**WRITTEN INSTRUCTION:** Repeat the listing that follows, character for character, minus the pictures.

Items listed in a dataset:
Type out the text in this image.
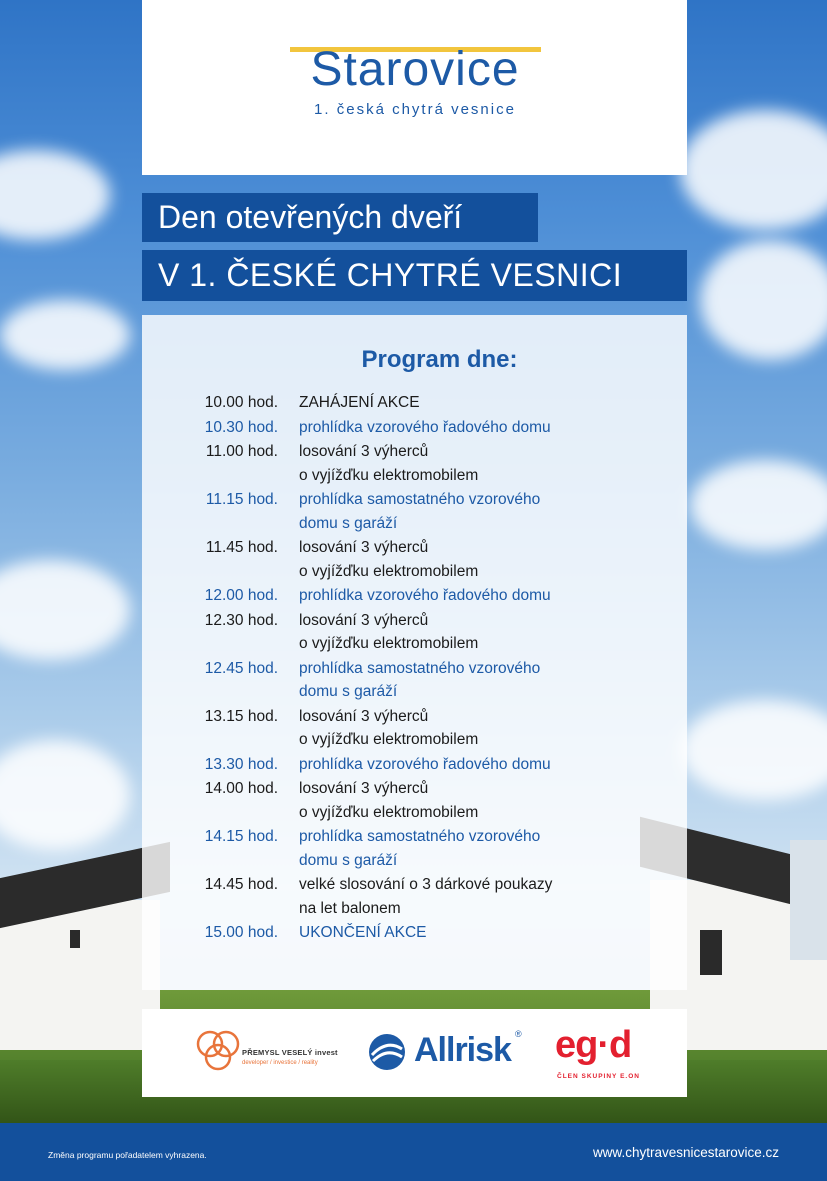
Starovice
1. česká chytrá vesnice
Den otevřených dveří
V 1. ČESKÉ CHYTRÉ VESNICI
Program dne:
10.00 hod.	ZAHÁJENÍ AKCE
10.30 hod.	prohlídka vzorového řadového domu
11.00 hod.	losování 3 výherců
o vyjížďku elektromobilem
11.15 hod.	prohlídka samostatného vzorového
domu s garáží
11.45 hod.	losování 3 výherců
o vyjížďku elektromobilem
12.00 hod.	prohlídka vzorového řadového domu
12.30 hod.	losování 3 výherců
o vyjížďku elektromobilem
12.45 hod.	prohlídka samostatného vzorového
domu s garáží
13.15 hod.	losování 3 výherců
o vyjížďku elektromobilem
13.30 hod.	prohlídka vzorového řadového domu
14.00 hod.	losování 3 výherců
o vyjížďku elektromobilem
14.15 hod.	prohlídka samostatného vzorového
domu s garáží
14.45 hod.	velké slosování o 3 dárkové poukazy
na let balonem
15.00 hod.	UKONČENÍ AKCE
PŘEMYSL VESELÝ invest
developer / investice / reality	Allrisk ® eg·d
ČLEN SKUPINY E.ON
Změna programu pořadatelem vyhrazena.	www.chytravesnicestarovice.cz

**RESPONSE TO THE TASK:**
Type out the text in this image.
Starovice
1. česká chytrá vesnice
Den otevřených dveří
V 1. ČESKÉ CHYTRÉ VESNICI
Program dne:
10.00 hod.	ZAHÁJENÍ AKCE
10.30 hod.	prohlídka vzorového řadového domu
11.00 hod.	losování 3 výherců
o vyjížďku elektromobilem
11.15 hod.	prohlídka samostatného vzorového
domu s garáží
11.45 hod.	losování 3 výherců
o vyjížďku elektromobilem
12.00 hod.	prohlídka vzorového řadového domu
12.30 hod.	losování 3 výherců
o vyjížďku elektromobilem
12.45 hod.	prohlídka samostatného vzorového
domu s garáží
13.15 hod.	losování 3 výherců
o vyjížďku elektromobilem
13.30 hod.	prohlídka vzorového řadového domu
14.00 hod.	losování 3 výherců
o vyjížďku elektromobilem
14.15 hod.	prohlídka samostatného vzorového
domu s garáží
14.45 hod.	velké slosování o 3 dárkové poukazy
na let balonem
15.00 hod.	UKONČENÍ AKCE
PŘEMYSL VESELÝ invest
developer / investice / reality	Allrisk ® eg·d
ČLEN SKUPINY E.ON
Změna programu pořadatelem vyhrazena.	www.chytravesnicestarovice.cz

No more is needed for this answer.